━━━━━ Excerpted data
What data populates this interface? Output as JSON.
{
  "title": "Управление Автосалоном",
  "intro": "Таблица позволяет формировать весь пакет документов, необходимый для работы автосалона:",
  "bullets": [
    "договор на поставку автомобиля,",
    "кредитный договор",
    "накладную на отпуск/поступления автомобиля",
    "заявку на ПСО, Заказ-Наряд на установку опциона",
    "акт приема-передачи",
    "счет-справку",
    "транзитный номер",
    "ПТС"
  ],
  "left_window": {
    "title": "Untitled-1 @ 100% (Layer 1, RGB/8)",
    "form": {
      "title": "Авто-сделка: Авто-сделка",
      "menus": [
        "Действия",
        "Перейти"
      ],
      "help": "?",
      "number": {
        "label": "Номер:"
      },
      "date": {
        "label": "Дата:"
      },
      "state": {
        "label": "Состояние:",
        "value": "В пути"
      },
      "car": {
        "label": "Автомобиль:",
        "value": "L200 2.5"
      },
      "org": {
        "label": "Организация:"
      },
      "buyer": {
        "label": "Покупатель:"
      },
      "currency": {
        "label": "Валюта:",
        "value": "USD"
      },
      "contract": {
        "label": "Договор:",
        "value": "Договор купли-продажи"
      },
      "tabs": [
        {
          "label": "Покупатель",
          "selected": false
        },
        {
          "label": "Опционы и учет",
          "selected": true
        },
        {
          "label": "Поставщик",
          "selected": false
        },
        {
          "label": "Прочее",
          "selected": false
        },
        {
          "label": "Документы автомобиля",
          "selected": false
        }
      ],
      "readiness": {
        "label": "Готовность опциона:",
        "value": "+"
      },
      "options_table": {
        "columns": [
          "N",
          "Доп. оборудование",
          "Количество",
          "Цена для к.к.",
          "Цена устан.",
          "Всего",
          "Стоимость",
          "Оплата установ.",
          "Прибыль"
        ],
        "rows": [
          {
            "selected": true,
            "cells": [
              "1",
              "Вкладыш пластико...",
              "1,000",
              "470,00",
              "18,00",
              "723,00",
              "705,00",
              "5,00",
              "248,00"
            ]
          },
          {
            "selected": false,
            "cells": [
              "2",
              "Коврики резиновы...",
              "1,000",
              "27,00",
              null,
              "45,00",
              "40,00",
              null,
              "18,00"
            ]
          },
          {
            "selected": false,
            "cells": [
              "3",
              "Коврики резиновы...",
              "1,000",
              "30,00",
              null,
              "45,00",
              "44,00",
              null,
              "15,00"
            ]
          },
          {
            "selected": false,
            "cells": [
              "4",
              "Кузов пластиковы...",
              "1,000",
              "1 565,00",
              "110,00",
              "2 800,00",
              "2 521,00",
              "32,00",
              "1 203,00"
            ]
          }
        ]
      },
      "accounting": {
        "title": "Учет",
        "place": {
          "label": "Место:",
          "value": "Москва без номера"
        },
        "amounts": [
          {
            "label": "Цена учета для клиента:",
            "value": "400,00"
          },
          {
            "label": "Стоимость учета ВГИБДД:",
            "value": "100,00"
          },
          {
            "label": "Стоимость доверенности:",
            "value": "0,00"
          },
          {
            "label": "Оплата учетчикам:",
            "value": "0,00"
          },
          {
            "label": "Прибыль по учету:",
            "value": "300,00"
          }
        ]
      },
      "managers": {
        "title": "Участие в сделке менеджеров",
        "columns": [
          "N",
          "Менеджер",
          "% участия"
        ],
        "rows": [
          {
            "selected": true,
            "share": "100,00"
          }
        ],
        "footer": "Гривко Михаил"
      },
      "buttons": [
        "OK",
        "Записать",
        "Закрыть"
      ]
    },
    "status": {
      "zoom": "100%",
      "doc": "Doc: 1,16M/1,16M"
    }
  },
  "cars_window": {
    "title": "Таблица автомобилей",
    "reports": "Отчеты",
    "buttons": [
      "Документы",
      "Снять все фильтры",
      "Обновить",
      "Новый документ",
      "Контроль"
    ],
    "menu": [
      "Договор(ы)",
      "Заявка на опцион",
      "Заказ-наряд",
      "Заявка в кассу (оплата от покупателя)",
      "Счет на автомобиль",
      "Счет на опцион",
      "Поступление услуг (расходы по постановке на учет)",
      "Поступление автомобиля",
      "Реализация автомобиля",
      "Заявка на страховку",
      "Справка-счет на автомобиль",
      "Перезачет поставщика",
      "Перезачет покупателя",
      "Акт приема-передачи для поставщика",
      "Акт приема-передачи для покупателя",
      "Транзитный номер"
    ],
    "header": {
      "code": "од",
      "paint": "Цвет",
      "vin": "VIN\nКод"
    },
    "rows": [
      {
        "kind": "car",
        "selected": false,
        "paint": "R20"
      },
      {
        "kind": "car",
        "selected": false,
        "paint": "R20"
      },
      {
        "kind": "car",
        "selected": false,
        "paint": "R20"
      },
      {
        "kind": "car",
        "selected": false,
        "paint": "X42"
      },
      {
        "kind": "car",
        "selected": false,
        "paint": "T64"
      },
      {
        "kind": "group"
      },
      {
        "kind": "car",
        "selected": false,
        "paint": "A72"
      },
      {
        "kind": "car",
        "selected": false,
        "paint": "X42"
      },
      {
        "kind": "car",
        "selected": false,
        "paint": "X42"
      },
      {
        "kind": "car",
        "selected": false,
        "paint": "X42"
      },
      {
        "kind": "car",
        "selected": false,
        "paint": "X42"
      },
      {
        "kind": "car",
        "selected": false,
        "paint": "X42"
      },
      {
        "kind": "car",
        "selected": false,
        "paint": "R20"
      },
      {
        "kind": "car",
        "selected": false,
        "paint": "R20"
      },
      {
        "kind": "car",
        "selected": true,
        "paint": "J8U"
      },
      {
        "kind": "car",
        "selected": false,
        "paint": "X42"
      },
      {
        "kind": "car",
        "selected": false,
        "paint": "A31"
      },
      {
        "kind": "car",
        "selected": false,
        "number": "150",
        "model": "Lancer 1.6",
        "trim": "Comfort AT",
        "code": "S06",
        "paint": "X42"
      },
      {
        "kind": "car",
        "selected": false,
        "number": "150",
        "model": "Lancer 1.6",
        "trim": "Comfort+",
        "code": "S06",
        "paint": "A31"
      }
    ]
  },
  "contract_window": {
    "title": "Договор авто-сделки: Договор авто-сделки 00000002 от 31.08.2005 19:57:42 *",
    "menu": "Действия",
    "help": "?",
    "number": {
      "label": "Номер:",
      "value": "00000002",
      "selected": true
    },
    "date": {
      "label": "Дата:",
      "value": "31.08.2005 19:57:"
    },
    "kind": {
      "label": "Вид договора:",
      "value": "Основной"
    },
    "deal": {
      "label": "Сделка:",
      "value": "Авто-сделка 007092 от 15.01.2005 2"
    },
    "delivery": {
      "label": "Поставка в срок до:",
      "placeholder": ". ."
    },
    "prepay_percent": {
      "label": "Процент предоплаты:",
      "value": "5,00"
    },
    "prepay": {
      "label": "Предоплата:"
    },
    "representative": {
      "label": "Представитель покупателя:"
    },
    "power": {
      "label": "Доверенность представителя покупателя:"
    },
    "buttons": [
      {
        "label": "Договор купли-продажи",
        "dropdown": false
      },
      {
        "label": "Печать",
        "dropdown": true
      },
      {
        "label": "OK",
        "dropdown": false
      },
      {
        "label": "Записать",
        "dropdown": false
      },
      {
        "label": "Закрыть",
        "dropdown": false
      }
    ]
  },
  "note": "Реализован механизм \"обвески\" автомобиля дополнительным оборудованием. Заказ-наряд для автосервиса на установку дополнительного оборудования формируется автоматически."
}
━━━━━━━━━━
**Your instructions**
Using the records above, copy each line that contains "поставщика".

**Solution to the problem**
      "Перезачет поставщика",
      "Акт приема-передачи для поставщика",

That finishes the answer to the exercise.